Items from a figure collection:
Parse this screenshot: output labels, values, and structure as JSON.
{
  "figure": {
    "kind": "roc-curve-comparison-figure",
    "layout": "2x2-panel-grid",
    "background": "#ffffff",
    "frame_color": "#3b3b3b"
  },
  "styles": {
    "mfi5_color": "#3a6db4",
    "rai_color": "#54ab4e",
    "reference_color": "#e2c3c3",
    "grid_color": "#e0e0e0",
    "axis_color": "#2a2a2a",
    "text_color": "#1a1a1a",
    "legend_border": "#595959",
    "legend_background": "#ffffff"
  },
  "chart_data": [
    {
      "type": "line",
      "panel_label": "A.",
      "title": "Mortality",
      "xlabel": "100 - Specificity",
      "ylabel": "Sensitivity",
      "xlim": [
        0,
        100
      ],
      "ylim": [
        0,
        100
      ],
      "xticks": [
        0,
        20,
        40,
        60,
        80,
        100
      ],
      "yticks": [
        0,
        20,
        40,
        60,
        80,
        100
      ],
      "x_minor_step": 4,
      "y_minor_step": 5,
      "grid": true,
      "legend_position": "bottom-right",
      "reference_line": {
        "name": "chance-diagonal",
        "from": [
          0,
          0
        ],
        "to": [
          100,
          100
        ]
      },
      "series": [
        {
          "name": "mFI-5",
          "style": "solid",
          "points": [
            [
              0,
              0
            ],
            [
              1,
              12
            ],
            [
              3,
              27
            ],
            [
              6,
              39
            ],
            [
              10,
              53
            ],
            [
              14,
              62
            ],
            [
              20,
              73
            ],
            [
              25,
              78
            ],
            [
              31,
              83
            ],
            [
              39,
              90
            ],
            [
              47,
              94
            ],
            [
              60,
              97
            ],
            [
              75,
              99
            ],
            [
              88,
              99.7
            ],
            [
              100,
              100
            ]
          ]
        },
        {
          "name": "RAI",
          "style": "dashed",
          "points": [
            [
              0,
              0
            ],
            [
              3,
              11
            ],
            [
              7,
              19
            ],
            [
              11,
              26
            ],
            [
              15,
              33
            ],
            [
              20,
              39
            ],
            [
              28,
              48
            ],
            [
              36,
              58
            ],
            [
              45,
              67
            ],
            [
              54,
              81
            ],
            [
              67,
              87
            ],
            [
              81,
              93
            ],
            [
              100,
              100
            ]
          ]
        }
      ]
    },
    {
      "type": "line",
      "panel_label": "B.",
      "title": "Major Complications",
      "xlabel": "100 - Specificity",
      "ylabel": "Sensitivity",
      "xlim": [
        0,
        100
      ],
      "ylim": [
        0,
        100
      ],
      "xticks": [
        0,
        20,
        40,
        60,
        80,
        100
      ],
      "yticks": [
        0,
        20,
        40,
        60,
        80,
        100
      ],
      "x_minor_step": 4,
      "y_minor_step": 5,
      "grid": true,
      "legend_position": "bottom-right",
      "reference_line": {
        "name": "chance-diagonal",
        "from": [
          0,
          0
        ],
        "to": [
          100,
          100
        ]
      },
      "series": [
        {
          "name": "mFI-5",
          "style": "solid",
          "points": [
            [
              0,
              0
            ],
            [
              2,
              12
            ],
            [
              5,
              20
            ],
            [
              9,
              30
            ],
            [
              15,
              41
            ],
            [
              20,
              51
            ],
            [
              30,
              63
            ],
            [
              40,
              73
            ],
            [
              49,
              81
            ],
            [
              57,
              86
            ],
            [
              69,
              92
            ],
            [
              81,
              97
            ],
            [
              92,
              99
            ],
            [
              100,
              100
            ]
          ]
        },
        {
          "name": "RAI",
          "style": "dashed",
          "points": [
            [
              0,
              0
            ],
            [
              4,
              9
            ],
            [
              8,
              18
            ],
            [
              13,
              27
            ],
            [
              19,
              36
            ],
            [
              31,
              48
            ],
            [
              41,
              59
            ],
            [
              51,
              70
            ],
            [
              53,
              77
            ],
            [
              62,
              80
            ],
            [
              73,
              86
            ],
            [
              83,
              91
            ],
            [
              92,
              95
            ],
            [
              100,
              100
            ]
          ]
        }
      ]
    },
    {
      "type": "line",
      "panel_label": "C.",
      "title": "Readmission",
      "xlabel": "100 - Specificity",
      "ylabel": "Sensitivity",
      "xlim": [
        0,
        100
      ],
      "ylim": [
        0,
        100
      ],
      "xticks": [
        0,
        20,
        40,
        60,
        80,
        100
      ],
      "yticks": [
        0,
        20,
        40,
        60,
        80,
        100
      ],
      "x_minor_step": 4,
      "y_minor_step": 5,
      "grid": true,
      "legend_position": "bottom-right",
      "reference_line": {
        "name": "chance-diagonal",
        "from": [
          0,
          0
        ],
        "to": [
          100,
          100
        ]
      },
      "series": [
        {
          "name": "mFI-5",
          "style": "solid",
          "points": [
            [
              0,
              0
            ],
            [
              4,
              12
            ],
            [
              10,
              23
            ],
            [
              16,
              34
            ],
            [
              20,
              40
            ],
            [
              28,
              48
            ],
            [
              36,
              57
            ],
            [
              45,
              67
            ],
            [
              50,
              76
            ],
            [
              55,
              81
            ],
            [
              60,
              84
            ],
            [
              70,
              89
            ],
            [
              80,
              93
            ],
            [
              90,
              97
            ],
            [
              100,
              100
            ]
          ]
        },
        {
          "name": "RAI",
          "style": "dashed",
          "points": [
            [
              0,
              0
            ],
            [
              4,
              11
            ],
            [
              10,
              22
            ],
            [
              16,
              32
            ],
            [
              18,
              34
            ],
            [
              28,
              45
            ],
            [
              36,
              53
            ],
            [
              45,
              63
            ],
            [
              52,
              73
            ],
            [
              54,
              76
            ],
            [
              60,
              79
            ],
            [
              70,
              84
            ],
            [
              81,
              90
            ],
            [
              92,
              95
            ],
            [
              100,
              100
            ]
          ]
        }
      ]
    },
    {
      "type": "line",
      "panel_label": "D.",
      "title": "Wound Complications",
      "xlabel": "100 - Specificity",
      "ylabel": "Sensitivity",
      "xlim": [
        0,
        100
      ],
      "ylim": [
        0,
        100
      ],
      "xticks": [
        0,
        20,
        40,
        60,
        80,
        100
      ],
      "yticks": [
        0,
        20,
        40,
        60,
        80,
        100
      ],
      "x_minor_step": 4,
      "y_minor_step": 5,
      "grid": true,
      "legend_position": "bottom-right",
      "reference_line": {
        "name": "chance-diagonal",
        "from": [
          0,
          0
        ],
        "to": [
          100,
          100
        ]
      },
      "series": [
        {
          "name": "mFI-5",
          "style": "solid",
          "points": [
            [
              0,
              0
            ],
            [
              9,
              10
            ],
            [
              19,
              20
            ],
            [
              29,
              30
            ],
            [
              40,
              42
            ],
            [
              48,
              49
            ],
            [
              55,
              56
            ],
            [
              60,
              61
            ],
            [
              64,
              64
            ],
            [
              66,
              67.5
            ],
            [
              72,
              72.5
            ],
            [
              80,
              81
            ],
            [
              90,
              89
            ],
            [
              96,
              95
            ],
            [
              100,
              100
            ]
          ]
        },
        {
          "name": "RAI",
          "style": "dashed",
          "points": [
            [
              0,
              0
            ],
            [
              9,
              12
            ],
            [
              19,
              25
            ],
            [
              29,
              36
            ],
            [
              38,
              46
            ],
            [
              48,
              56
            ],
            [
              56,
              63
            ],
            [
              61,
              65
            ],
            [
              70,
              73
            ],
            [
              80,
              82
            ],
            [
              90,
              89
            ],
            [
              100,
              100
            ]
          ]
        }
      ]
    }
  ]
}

> **What you will do**
Give the entries again in full, exactly as they are written.

> **Output for this exercise**
Parse this screenshot: output labels, values, and structure as JSON.
{
  "figure": {
    "kind": "roc-curve-comparison-figure",
    "layout": "2x2-panel-grid",
    "background": "#ffffff",
    "frame_color": "#3b3b3b"
  },
  "styles": {
    "mfi5_color": "#3a6db4",
    "rai_color": "#54ab4e",
    "reference_color": "#e2c3c3",
    "grid_color": "#e0e0e0",
    "axis_color": "#2a2a2a",
    "text_color": "#1a1a1a",
    "legend_border": "#595959",
    "legend_background": "#ffffff"
  },
  "chart_data": [
    {
      "type": "line",
      "panel_label": "A.",
      "title": "Mortality",
      "xlabel": "100 - Specificity",
      "ylabel": "Sensitivity",
      "xlim": [
        0,
        100
      ],
      "ylim": [
        0,
        100
      ],
      "xticks": [
        0,
        20,
        40,
        60,
        80,
        100
      ],
      "yticks": [
        0,
        20,
        40,
        60,
        80,
        100
      ],
      "x_minor_step": 4,
      "y_minor_step": 5,
      "grid": true,
      "legend_position": "bottom-right",
      "reference_line": {
        "name": "chance-diagonal",
        "from": [
          0,
          0
        ],
        "to": [
          100,
          100
        ]
      },
      "series": [
        {
          "name": "mFI-5",
          "style": "solid",
          "points": [
            [
              0,
              0
            ],
            [
              1,
              12
            ],
            [
              3,
              27
            ],
            [
              6,
              39
            ],
            [
              10,
              53
            ],
            [
              14,
              62
            ],
            [
              20,
              73
            ],
            [
              25,
              78
            ],
            [
              31,
              83
            ],
            [
              39,
              90
            ],
            [
              47,
              94
            ],
            [
              60,
              97
            ],
            [
              75,
              99
            ],
            [
              88,
              99.7
            ],
            [
              100,
              100
            ]
          ]
        },
        {
          "name": "RAI",
          "style": "dashed",
          "points": [
            [
              0,
              0
            ],
            [
              3,
              11
            ],
            [
              7,
              19
            ],
            [
              11,
              26
            ],
            [
              15,
              33
            ],
            [
              20,
              39
            ],
            [
              28,
              48
            ],
            [
              36,
              58
            ],
            [
              45,
              67
            ],
            [
              54,
              81
            ],
            [
              67,
              87
            ],
            [
              81,
              93
            ],
            [
              100,
              100
            ]
          ]
        }
      ]
    },
    {
      "type": "line",
      "panel_label": "B.",
      "title": "Major Complications",
      "xlabel": "100 - Specificity",
      "ylabel": "Sensitivity",
      "xlim": [
        0,
        100
      ],
      "ylim": [
        0,
        100
      ],
      "xticks": [
        0,
        20,
        40,
        60,
        80,
        100
      ],
      "yticks": [
        0,
        20,
        40,
        60,
        80,
        100
      ],
      "x_minor_step": 4,
      "y_minor_step": 5,
      "grid": true,
      "legend_position": "bottom-right",
      "reference_line": {
        "name": "chance-diagonal",
        "from": [
          0,
          0
        ],
        "to": [
          100,
          100
        ]
      },
      "series": [
        {
          "name": "mFI-5",
          "style": "solid",
          "points": [
            [
              0,
              0
            ],
            [
              2,
              12
            ],
            [
              5,
              20
            ],
            [
              9,
              30
            ],
            [
              15,
              41
            ],
            [
              20,
              51
            ],
            [
              30,
              63
            ],
            [
              40,
              73
            ],
            [
              49,
              81
            ],
            [
              57,
              86
            ],
            [
              69,
              92
            ],
            [
              81,
              97
            ],
            [
              92,
              99
            ],
            [
              100,
              100
            ]
          ]
        },
        {
          "name": "RAI",
          "style": "dashed",
          "points": [
            [
              0,
              0
            ],
            [
              4,
              9
            ],
            [
              8,
              18
            ],
            [
              13,
              27
            ],
            [
              19,
              36
            ],
            [
              31,
              48
            ],
            [
              41,
              59
            ],
            [
              51,
              70
            ],
            [
              53,
              77
            ],
            [
              62,
              80
            ],
            [
              73,
              86
            ],
            [
              83,
              91
            ],
            [
              92,
              95
            ],
            [
              100,
              100
            ]
          ]
        }
      ]
    },
    {
      "type": "line",
      "panel_label": "C.",
      "title": "Readmission",
      "xlabel": "100 - Specificity",
      "ylabel": "Sensitivity",
      "xlim": [
        0,
        100
      ],
      "ylim": [
        0,
        100
      ],
      "xticks": [
        0,
        20,
        40,
        60,
        80,
        100
      ],
      "yticks": [
        0,
        20,
        40,
        60,
        80,
        100
      ],
      "x_minor_step": 4,
      "y_minor_step": 5,
      "grid": true,
      "legend_position": "bottom-right",
      "reference_line": {
        "name": "chance-diagonal",
        "from": [
          0,
          0
        ],
        "to": [
          100,
          100
        ]
      },
      "series": [
        {
          "name": "mFI-5",
          "style": "solid",
          "points": [
            [
              0,
              0
            ],
            [
              4,
              12
            ],
            [
              10,
              23
            ],
            [
              16,
              34
            ],
            [
              20,
              40
            ],
            [
              28,
              48
            ],
            [
              36,
              57
            ],
            [
              45,
              67
            ],
            [
              50,
              76
            ],
            [
              55,
              81
            ],
            [
              60,
              84
            ],
            [
              70,
              89
            ],
            [
              80,
              93
            ],
            [
              90,
              97
            ],
            [
              100,
              100
            ]
          ]
        },
        {
          "name": "RAI",
          "style": "dashed",
          "points": [
            [
              0,
              0
            ],
            [
              4,
              11
            ],
            [
              10,
              22
            ],
            [
              16,
              32
            ],
            [
              18,
              34
            ],
            [
              28,
              45
            ],
            [
              36,
              53
            ],
            [
              45,
              63
            ],
            [
              52,
              73
            ],
            [
              54,
              76
            ],
            [
              60,
              79
            ],
            [
              70,
              84
            ],
            [
              81,
              90
            ],
            [
              92,
              95
            ],
            [
              100,
              100
            ]
          ]
        }
      ]
    },
    {
      "type": "line",
      "panel_label": "D.",
      "title": "Wound Complications",
      "xlabel": "100 - Specificity",
      "ylabel": "Sensitivity",
      "xlim": [
        0,
        100
      ],
      "ylim": [
        0,
        100
      ],
      "xticks": [
        0,
        20,
        40,
        60,
        80,
        100
      ],
      "yticks": [
        0,
        20,
        40,
        60,
        80,
        100
      ],
      "x_minor_step": 4,
      "y_minor_step": 5,
      "grid": true,
      "legend_position": "bottom-right",
      "reference_line": {
        "name": "chance-diagonal",
        "from": [
          0,
          0
        ],
        "to": [
          100,
          100
        ]
      },
      "series": [
        {
          "name": "mFI-5",
          "style": "solid",
          "points": [
            [
              0,
              0
            ],
            [
              9,
              10
            ],
            [
              19,
              20
            ],
            [
              29,
              30
            ],
            [
              40,
              42
            ],
            [
              48,
              49
            ],
            [
              55,
              56
            ],
            [
              60,
              61
            ],
            [
              64,
              64
            ],
            [
              66,
              67.5
            ],
            [
              72,
              72.5
            ],
            [
              80,
              81
            ],
            [
              90,
              89
            ],
            [
              96,
              95
            ],
            [
              100,
              100
            ]
          ]
        },
        {
          "name": "RAI",
          "style": "dashed",
          "points": [
            [
              0,
              0
            ],
            [
              9,
              12
            ],
            [
              19,
              25
            ],
            [
              29,
              36
            ],
            [
              38,
              46
            ],
            [
              48,
              56
            ],
            [
              56,
              63
            ],
            [
              61,
              65
            ],
            [
              70,
              73
            ],
            [
              80,
              82
            ],
            [
              90,
              89
            ],
            [
              100,
              100
            ]
          ]
        }
      ]
    }
  ]
}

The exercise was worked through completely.